Challenge: Lift every line from the entries that includes the word "власти".

Begin Entries provided

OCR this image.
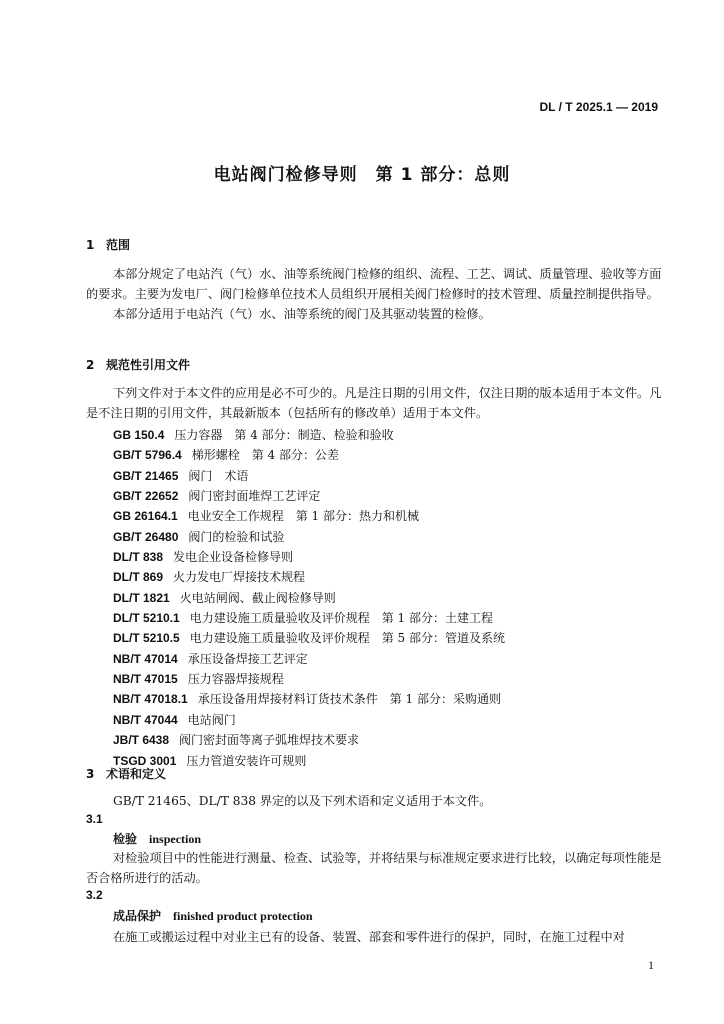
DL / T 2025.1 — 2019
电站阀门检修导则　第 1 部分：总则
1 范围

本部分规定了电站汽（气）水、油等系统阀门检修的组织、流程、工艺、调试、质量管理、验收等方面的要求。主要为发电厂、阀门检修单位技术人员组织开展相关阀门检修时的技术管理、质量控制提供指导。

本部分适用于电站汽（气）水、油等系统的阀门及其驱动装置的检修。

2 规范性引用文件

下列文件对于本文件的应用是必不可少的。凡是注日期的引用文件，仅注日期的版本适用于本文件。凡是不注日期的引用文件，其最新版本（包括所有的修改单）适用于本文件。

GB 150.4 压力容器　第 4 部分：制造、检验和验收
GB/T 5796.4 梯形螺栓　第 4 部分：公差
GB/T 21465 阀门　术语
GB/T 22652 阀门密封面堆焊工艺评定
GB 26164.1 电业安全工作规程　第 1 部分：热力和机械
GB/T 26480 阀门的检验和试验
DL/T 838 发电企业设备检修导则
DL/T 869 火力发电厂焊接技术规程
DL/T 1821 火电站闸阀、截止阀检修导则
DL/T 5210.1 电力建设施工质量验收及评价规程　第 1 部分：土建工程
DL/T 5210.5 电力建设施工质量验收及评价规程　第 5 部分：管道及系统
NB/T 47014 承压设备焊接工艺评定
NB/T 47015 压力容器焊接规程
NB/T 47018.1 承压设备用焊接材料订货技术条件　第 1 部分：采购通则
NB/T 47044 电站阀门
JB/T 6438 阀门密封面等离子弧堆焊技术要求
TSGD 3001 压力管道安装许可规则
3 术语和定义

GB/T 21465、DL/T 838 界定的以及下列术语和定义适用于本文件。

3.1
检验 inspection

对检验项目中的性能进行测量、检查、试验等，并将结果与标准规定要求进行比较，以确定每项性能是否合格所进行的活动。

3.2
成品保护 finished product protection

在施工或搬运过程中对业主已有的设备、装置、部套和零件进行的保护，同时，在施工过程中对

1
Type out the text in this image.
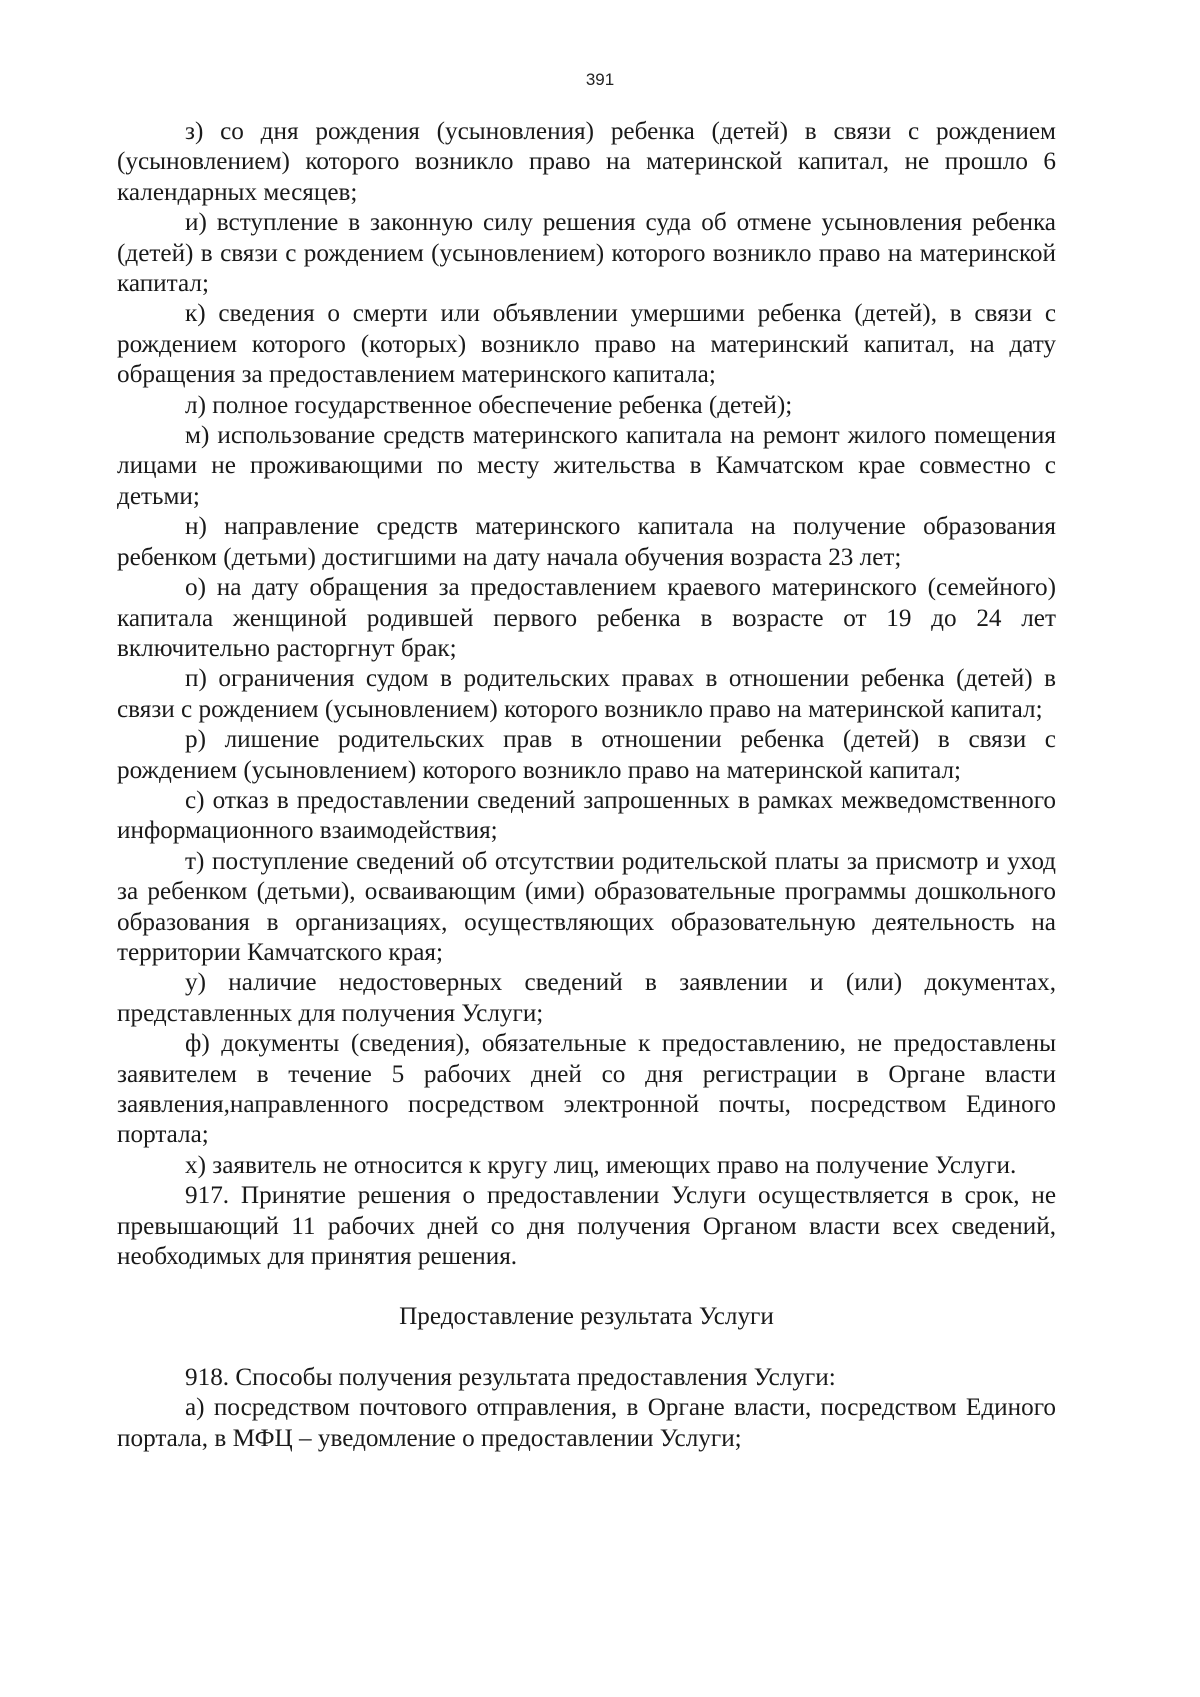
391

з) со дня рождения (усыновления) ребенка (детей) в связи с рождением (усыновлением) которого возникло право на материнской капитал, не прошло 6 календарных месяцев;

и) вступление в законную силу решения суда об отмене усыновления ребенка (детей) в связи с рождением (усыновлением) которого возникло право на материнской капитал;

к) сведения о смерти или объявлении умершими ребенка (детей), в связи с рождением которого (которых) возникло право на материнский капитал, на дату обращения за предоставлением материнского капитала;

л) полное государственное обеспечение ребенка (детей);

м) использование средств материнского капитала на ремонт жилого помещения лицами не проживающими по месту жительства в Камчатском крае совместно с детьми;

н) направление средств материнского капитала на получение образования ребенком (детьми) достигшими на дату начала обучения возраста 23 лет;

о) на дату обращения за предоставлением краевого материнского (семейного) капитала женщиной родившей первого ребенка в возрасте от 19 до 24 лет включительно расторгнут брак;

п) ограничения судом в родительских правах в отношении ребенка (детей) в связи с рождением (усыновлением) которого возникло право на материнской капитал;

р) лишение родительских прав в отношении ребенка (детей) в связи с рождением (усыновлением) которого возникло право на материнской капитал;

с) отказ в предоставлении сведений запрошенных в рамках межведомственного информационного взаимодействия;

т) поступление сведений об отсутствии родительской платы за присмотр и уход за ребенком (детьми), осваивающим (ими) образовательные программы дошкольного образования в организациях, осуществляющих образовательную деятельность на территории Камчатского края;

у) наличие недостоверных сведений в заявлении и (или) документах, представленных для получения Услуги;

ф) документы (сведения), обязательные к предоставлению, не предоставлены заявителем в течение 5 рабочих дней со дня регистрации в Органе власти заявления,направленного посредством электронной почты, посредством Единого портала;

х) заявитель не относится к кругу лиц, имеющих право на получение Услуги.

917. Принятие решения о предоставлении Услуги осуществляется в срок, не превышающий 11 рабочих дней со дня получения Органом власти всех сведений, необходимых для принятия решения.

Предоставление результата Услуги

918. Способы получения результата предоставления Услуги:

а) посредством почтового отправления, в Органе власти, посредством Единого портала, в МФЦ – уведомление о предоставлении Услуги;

End Entries provided
Begin Entries provided

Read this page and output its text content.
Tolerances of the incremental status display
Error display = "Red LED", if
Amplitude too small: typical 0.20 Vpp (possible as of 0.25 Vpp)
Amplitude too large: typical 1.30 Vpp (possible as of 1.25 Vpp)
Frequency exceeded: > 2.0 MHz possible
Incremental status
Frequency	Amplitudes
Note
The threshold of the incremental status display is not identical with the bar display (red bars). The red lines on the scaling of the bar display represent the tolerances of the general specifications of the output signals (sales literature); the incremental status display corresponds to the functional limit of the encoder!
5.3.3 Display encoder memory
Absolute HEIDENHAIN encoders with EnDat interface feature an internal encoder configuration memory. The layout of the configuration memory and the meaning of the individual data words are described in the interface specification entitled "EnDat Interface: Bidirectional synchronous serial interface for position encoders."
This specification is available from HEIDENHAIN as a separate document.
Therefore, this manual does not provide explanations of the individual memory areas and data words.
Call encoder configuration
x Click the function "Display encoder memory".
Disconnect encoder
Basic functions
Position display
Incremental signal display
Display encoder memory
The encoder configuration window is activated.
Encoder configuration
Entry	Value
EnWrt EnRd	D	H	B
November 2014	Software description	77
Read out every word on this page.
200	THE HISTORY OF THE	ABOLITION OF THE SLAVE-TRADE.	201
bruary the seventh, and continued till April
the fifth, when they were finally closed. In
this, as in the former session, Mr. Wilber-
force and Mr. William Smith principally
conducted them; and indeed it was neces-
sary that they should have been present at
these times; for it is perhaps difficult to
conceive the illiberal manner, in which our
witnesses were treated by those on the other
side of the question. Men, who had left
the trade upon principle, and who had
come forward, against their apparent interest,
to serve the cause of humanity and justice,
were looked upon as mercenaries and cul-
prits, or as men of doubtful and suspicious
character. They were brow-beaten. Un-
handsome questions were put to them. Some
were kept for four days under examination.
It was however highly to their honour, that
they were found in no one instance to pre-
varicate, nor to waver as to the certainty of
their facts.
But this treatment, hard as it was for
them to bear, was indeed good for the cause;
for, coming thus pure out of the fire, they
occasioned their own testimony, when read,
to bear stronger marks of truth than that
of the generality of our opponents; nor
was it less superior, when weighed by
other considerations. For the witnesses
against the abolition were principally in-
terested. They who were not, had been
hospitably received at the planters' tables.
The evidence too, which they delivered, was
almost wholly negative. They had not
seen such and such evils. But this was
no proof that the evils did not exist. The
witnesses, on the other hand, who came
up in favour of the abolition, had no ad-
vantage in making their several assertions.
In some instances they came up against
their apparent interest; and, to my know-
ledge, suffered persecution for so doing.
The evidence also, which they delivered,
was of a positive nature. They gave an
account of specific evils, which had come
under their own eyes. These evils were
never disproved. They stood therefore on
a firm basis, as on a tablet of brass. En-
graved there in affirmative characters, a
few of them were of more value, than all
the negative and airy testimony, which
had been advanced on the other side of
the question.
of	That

End Entries provided
Begin Entries provided

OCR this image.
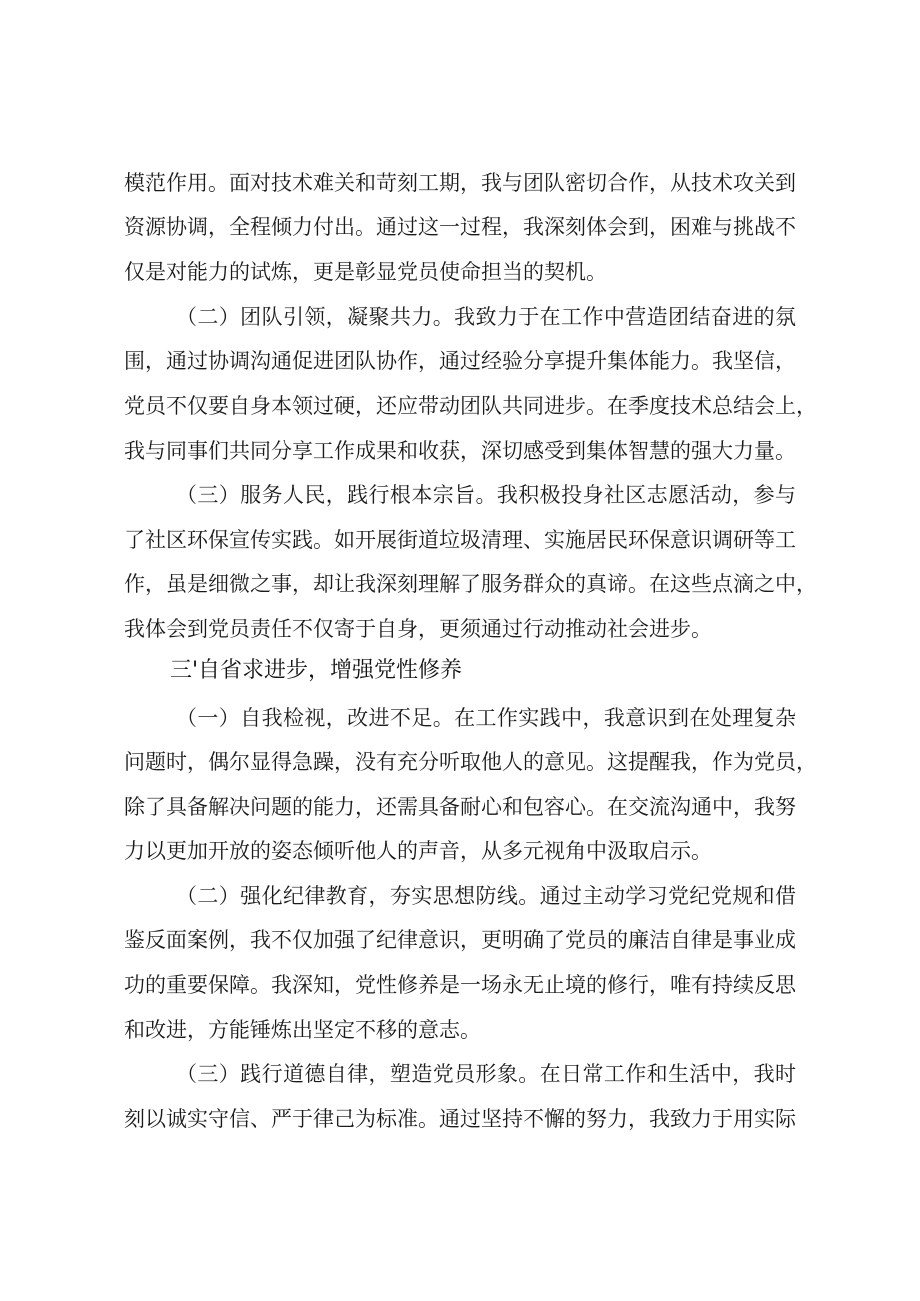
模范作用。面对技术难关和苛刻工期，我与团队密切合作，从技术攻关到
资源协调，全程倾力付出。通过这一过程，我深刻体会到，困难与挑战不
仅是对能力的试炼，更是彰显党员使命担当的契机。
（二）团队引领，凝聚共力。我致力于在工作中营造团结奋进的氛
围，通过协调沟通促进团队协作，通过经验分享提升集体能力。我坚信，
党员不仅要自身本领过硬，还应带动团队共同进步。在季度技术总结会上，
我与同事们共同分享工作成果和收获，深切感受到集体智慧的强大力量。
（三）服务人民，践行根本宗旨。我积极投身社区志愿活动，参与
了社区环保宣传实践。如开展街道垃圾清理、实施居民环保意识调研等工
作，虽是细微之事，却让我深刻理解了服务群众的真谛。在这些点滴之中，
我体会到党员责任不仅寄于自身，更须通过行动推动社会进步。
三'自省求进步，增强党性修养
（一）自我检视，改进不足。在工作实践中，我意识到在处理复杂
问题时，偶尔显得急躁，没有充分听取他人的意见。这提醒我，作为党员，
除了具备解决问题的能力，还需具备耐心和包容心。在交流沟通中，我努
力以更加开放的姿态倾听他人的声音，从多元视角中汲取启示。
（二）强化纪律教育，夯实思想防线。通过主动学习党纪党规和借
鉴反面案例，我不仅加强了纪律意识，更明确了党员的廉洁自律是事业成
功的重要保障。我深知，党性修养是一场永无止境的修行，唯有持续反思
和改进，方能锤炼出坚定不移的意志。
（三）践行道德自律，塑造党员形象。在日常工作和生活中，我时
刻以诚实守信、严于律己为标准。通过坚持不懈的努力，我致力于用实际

End Entries provided

Exercise response:
ф) документы (сведения), обязательные к предоставлению, не предоставлены заявителем в течение 5 рабочих дней со дня регистрации в Органе власти заявления,направленного посредством электронной почты, посредством Единого портала;
917. Принятие решения о предоставлении Услуги осуществляется в срок, не превышающий 11 рабочих дней со дня получения Органом власти всех сведений, необходимых для принятия решения.
а) посредством почтового отправления, в Органе власти, посредством Единого портала, в МФЦ – уведомление о предоставлении Услуги;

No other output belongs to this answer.